Work required → Switch each occurrence of "figure" to "drawing" throughout the items below, and reproduce them with everything else unchanged.

Material provided →
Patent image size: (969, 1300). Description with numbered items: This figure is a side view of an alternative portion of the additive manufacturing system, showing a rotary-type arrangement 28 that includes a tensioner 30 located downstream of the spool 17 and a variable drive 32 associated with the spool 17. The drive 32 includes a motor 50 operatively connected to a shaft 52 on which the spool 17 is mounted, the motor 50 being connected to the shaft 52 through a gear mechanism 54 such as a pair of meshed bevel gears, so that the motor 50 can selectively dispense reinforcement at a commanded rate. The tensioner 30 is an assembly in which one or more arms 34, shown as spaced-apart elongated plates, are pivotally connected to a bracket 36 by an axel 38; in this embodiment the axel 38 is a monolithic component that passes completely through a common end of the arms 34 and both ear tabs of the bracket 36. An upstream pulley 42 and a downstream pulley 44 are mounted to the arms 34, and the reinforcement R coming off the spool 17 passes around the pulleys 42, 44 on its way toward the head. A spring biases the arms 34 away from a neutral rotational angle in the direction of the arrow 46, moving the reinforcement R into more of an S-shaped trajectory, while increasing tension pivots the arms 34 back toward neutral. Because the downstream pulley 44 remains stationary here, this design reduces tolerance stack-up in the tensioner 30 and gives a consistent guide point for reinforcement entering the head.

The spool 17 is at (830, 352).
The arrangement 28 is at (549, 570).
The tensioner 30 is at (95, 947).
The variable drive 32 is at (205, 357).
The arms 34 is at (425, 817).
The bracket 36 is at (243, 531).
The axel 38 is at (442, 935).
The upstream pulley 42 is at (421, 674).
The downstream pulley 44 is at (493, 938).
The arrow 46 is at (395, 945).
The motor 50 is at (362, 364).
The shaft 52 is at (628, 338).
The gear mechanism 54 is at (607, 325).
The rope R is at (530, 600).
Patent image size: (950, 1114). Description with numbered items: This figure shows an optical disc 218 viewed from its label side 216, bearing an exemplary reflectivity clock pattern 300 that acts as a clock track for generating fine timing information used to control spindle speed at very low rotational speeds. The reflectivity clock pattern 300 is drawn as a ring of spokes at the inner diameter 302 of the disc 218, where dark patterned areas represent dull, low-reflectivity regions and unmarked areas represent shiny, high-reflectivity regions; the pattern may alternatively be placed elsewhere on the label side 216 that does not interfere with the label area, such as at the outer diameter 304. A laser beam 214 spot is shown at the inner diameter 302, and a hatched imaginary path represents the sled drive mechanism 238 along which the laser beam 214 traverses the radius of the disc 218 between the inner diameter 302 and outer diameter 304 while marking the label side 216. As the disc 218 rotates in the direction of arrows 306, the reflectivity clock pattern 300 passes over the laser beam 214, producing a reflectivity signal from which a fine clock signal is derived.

Problem solution →
Patent image size: (969, 1300). Description with numbered items: This drawing is a side view of an alternative portion of the additive manufacturing system, showing a rotary-type arrangement 28 that includes a tensioner 30 located downstream of the spool 17 and a variable drive 32 associated with the spool 17. The drive 32 includes a motor 50 operatively connected to a shaft 52 on which the spool 17 is mounted, the motor 50 being connected to the shaft 52 through a gear mechanism 54 such as a pair of meshed bevel gears, so that the motor 50 can selectively dispense reinforcement at a commanded rate. The tensioner 30 is an assembly in which one or more arms 34, shown as spaced-apart elongated plates, are pivotally connected to a bracket 36 by an axel 38; in this embodiment the axel 38 is a monolithic component that passes completely through a common end of the arms 34 and both ear tabs of the bracket 36. An upstream pulley 42 and a downstream pulley 44 are mounted to the arms 34, and the reinforcement R coming off the spool 17 passes around the pulleys 42, 44 on its way toward the head. A spring biases the arms 34 away from a neutral rotational angle in the direction of the arrow 46, moving the reinforcement R into more of an S-shaped trajectory, while increasing tension pivots the arms 34 back toward neutral. Because the downstream pulley 44 remains stationary here, this design reduces tolerance stack-up in the tensioner 30 and gives a consistent guide point for reinforcement entering the head.

The spool 17 is at (830, 352).
The arrangement 28 is at (549, 570).
The tensioner 30 is at (95, 947).
The variable drive 32 is at (205, 357).
The arms 34 is at (425, 817).
The bracket 36 is at (243, 531).
The axel 38 is at (442, 935).
The upstream pulley 42 is at (421, 674).
The downstream pulley 44 is at (493, 938).
The arrow 46 is at (395, 945).
The motor 50 is at (362, 364).
The shaft 52 is at (628, 338).
The gear mechanism 54 is at (607, 325).
The rope R is at (530, 600).
Patent image size: (950, 1114). Description with numbered items: This drawing shows an optical disc 218 viewed from its label side 216, bearing an exemplary reflectivity clock pattern 300 that acts as a clock track for generating fine timing information used to control spindle speed at very low rotational speeds. The reflectivity clock pattern 300 is drawn as a ring of spokes at the inner diameter 302 of the disc 218, where dark patterned areas represent dull, low-reflectivity regions and unmarked areas represent shiny, high-reflectivity regions; the pattern may alternatively be placed elsewhere on the label side 216 that does not interfere with the label area, such as at the outer diameter 304. A laser beam 214 spot is shown at the inner diameter 302, and a hatched imaginary path represents the sled drive mechanism 238 along which the laser beam 214 traverses the radius of the disc 218 between the inner diameter 302 and outer diameter 304 while marking the label side 216. As the disc 218 rotates in the direction of arrows 306, the reflectivity clock pattern 300 passes over the laser beam 214, producing a reflectivity signal from which a fine clock signal is derived.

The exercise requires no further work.